* **TASK**
Reproduce the material in full, exactly as written.

::::::::

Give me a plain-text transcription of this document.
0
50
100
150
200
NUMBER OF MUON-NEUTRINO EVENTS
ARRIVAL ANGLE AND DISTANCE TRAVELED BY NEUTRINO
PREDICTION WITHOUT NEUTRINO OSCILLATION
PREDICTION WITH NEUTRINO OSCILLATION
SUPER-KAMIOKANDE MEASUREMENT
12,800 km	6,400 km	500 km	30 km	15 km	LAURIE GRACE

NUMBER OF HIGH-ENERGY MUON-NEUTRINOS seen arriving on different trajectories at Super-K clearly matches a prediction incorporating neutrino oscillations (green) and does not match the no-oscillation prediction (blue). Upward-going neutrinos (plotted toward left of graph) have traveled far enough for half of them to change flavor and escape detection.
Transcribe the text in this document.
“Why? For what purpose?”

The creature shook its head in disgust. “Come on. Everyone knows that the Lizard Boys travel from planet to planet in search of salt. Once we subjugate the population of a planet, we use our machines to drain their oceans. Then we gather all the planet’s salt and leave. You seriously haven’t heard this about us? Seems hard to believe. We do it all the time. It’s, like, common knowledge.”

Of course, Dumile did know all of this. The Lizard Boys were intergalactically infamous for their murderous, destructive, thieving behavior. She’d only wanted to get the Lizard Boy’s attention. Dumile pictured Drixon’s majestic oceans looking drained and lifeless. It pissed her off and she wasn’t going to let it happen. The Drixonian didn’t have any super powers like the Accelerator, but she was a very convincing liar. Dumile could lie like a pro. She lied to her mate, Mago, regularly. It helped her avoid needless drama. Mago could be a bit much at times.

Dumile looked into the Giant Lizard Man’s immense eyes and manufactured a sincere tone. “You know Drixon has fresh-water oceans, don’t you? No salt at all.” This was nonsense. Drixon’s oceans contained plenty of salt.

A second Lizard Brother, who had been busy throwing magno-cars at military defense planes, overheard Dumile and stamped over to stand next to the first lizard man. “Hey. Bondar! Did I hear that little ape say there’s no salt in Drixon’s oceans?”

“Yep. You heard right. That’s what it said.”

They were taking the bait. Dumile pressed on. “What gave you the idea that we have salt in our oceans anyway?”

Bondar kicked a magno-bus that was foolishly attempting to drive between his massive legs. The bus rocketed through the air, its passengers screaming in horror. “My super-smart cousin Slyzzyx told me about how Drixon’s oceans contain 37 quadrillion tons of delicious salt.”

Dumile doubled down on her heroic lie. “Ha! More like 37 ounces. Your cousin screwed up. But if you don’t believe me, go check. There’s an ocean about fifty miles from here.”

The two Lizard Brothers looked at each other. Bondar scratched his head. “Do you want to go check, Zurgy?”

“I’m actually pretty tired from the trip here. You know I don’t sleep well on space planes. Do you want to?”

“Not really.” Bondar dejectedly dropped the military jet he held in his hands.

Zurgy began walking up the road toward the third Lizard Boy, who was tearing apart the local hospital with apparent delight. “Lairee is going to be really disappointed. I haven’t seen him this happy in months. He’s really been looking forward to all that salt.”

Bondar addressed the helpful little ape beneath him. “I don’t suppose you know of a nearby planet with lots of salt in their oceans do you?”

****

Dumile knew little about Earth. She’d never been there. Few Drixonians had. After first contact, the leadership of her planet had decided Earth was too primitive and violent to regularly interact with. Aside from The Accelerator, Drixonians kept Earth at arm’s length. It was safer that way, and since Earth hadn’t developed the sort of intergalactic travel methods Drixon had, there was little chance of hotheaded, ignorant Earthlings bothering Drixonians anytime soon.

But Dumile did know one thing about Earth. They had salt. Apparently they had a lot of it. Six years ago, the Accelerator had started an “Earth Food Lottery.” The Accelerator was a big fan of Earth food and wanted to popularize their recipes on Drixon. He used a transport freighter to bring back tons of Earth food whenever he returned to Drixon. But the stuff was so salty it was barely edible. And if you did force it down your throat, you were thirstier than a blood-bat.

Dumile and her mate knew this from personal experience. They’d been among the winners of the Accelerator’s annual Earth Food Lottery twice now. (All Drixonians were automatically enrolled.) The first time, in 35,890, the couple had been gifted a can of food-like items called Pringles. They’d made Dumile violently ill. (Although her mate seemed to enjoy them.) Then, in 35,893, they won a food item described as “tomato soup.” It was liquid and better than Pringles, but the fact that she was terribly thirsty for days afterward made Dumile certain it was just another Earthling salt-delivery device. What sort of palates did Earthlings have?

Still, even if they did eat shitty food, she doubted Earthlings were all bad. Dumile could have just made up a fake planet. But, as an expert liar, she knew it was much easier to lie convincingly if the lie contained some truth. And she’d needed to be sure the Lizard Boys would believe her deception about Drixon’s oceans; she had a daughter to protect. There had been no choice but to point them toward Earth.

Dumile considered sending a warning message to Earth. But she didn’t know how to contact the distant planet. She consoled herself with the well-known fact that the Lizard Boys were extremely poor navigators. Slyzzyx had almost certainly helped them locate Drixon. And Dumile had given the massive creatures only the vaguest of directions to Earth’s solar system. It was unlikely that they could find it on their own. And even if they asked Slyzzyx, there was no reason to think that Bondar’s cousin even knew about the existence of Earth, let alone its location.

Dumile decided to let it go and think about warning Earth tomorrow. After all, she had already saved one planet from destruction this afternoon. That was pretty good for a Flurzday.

::::::::

* **RESPONSE**
Give me a plain-text transcription of this document.
0
50
100
150
200
NUMBER OF MUON-NEUTRINO EVENTS
ARRIVAL ANGLE AND DISTANCE TRAVELED BY NEUTRINO
PREDICTION WITHOUT NEUTRINO OSCILLATION
PREDICTION WITH NEUTRINO OSCILLATION
SUPER-KAMIOKANDE MEASUREMENT
12,800 km	6,400 km	500 km	30 km	15 km	LAURIE GRACE

NUMBER OF HIGH-ENERGY MUON-NEUTRINOS seen arriving on different trajectories at Super-K clearly matches a prediction incorporating neutrino oscillations (green) and does not match the no-oscillation prediction (blue). Upward-going neutrinos (plotted toward left of graph) have traveled far enough for half of them to change flavor and escape detection.
Transcribe the text in this document.
“Why? For what purpose?”

The creature shook its head in disgust. “Come on. Everyone knows that the Lizard Boys travel from planet to planet in search of salt. Once we subjugate the population of a planet, we use our machines to drain their oceans. Then we gather all the planet’s salt and leave. You seriously haven’t heard this about us? Seems hard to believe. We do it all the time. It’s, like, common knowledge.”

Of course, Dumile did know all of this. The Lizard Boys were intergalactically infamous for their murderous, destructive, thieving behavior. She’d only wanted to get the Lizard Boy’s attention. Dumile pictured Drixon’s majestic oceans looking drained and lifeless. It pissed her off and she wasn’t going to let it happen. The Drixonian didn’t have any super powers like the Accelerator, but she was a very convincing liar. Dumile could lie like a pro. She lied to her mate, Mago, regularly. It helped her avoid needless drama. Mago could be a bit much at times.

Dumile looked into the Giant Lizard Man’s immense eyes and manufactured a sincere tone. “You know Drixon has fresh-water oceans, don’t you? No salt at all.” This was nonsense. Drixon’s oceans contained plenty of salt.

A second Lizard Brother, who had been busy throwing magno-cars at military defense planes, overheard Dumile and stamped over to stand next to the first lizard man. “Hey. Bondar! Did I hear that little ape say there’s no salt in Drixon’s oceans?”

“Yep. You heard right. That’s what it said.”

They were taking the bait. Dumile pressed on. “What gave you the idea that we have salt in our oceans anyway?”

Bondar kicked a magno-bus that was foolishly attempting to drive between his massive legs. The bus rocketed through the air, its passengers screaming in horror. “My super-smart cousin Slyzzyx told me about how Drixon’s oceans contain 37 quadrillion tons of delicious salt.”

Dumile doubled down on her heroic lie. “Ha! More like 37 ounces. Your cousin screwed up. But if you don’t believe me, go check. There’s an ocean about fifty miles from here.”

The two Lizard Brothers looked at each other. Bondar scratched his head. “Do you want to go check, Zurgy?”

“I’m actually pretty tired from the trip here. You know I don’t sleep well on space planes. Do you want to?”

“Not really.” Bondar dejectedly dropped the military jet he held in his hands.

Zurgy began walking up the road toward the third Lizard Boy, who was tearing apart the local hospital with apparent delight. “Lairee is going to be really disappointed. I haven’t seen him this happy in months. He’s really been looking forward to all that salt.”

Bondar addressed the helpful little ape beneath him. “I don’t suppose you know of a nearby planet with lots of salt in their oceans do you?”

****

Dumile knew little about Earth. She’d never been there. Few Drixonians had. After first contact, the leadership of her planet had decided Earth was too primitive and violent to regularly interact with. Aside from The Accelerator, Drixonians kept Earth at arm’s length. It was safer that way, and since Earth hadn’t developed the sort of intergalactic travel methods Drixon had, there was little chance of hotheaded, ignorant Earthlings bothering Drixonians anytime soon.

But Dumile did know one thing about Earth. They had salt. Apparently they had a lot of it. Six years ago, the Accelerator had started an “Earth Food Lottery.” The Accelerator was a big fan of Earth food and wanted to popularize their recipes on Drixon. He used a transport freighter to bring back tons of Earth food whenever he returned to Drixon. But the stuff was so salty it was barely edible. And if you did force it down your throat, you were thirstier than a blood-bat.

Dumile and her mate knew this from personal experience. They’d been among the winners of the Accelerator’s annual Earth Food Lottery twice now. (All Drixonians were automatically enrolled.) The first time, in 35,890, the couple had been gifted a can of food-like items called Pringles. They’d made Dumile violently ill. (Although her mate seemed to enjoy them.) Then, in 35,893, they won a food item described as “tomato soup.” It was liquid and better than Pringles, but the fact that she was terribly thirsty for days afterward made Dumile certain it was just another Earthling salt-delivery device. What sort of palates did Earthlings have?

Still, even if they did eat shitty food, she doubted Earthlings were all bad. Dumile could have just made up a fake planet. But, as an expert liar, she knew it was much easier to lie convincingly if the lie contained some truth. And she’d needed to be sure the Lizard Boys would believe her deception about Drixon’s oceans; she had a daughter to protect. There had been no choice but to point them toward Earth.

Dumile considered sending a warning message to Earth. But she didn’t know how to contact the distant planet. She consoled herself with the well-known fact that the Lizard Boys were extremely poor navigators. Slyzzyx had almost certainly helped them locate Drixon. And Dumile had given the massive creatures only the vaguest of directions to Earth’s solar system. It was unlikely that they could find it on their own. And even if they asked Slyzzyx, there was no reason to think that Bondar’s cousin even knew about the existence of Earth, let alone its location.

Dumile decided to let it go and think about warning Earth tomorrow. After all, she had already saved one planet from destruction this afternoon. That was pretty good for a Flurzday.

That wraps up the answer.